◆ **EXERCISE AIM**
Transcribe each record exactly. Include every one.

◆ **DATA SUPPLIED**
=====

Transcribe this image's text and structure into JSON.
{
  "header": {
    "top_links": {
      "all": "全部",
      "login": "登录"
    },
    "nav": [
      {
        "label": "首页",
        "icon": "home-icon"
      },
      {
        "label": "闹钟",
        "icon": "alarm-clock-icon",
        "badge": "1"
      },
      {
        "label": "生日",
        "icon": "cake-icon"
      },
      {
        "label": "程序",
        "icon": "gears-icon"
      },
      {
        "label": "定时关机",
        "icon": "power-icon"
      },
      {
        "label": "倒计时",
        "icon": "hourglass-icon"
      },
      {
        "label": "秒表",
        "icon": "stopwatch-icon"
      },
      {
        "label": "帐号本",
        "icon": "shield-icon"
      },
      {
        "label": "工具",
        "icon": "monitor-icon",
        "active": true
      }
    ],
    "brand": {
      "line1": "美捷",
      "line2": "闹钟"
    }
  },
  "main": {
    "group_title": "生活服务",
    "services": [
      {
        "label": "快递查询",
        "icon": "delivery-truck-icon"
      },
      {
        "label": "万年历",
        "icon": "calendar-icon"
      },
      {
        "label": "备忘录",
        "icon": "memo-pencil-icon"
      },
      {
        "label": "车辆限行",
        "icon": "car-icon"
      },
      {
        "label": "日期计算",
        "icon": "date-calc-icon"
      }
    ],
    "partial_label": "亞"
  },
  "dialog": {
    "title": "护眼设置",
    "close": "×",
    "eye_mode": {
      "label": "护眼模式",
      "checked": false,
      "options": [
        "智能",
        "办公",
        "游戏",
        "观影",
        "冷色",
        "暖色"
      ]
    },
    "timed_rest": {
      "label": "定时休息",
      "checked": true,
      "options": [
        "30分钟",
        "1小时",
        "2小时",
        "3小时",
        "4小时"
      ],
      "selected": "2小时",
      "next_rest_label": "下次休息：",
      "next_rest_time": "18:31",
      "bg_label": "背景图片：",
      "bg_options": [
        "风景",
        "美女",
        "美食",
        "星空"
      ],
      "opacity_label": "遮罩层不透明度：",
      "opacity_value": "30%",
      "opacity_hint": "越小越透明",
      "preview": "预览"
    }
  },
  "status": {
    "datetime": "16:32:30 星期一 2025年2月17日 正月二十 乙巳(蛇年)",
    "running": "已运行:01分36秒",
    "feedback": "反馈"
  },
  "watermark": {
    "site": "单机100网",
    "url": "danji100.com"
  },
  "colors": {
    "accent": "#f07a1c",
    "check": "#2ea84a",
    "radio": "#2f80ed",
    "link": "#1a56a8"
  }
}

=====

◆ **ANSWER TO THIS PROBLEM**
Transcribe this image's text and structure into JSON.
{
  "header": {
    "top_links": {
      "all": "全部",
      "login": "登录"
    },
    "nav": [
      {
        "label": "首页",
        "icon": "home-icon"
      },
      {
        "label": "闹钟",
        "icon": "alarm-clock-icon",
        "badge": "1"
      },
      {
        "label": "生日",
        "icon": "cake-icon"
      },
      {
        "label": "程序",
        "icon": "gears-icon"
      },
      {
        "label": "定时关机",
        "icon": "power-icon"
      },
      {
        "label": "倒计时",
        "icon": "hourglass-icon"
      },
      {
        "label": "秒表",
        "icon": "stopwatch-icon"
      },
      {
        "label": "帐号本",
        "icon": "shield-icon"
      },
      {
        "label": "工具",
        "icon": "monitor-icon",
        "active": true
      }
    ],
    "brand": {
      "line1": "美捷",
      "line2": "闹钟"
    }
  },
  "main": {
    "group_title": "生活服务",
    "services": [
      {
        "label": "快递查询",
        "icon": "delivery-truck-icon"
      },
      {
        "label": "万年历",
        "icon": "calendar-icon"
      },
      {
        "label": "备忘录",
        "icon": "memo-pencil-icon"
      },
      {
        "label": "车辆限行",
        "icon": "car-icon"
      },
      {
        "label": "日期计算",
        "icon": "date-calc-icon"
      }
    ],
    "partial_label": "亞"
  },
  "dialog": {
    "title": "护眼设置",
    "close": "×",
    "eye_mode": {
      "label": "护眼模式",
      "checked": false,
      "options": [
        "智能",
        "办公",
        "游戏",
        "观影",
        "冷色",
        "暖色"
      ]
    },
    "timed_rest": {
      "label": "定时休息",
      "checked": true,
      "options": [
        "30分钟",
        "1小时",
        "2小时",
        "3小时",
        "4小时"
      ],
      "selected": "2小时",
      "next_rest_label": "下次休息：",
      "next_rest_time": "18:31",
      "bg_label": "背景图片：",
      "bg_options": [
        "风景",
        "美女",
        "美食",
        "星空"
      ],
      "opacity_label": "遮罩层不透明度：",
      "opacity_value": "30%",
      "opacity_hint": "越小越透明",
      "preview": "预览"
    }
  },
  "status": {
    "datetime": "16:32:30 星期一 2025年2月17日 正月二十 乙巳(蛇年)",
    "running": "已运行:01分36秒",
    "feedback": "反馈"
  },
  "watermark": {
    "site": "单机100网",
    "url": "danji100.com"
  },
  "colors": {
    "accent": "#f07a1c",
    "check": "#2ea84a",
    "radio": "#2f80ed",
    "link": "#1a56a8"
  }
}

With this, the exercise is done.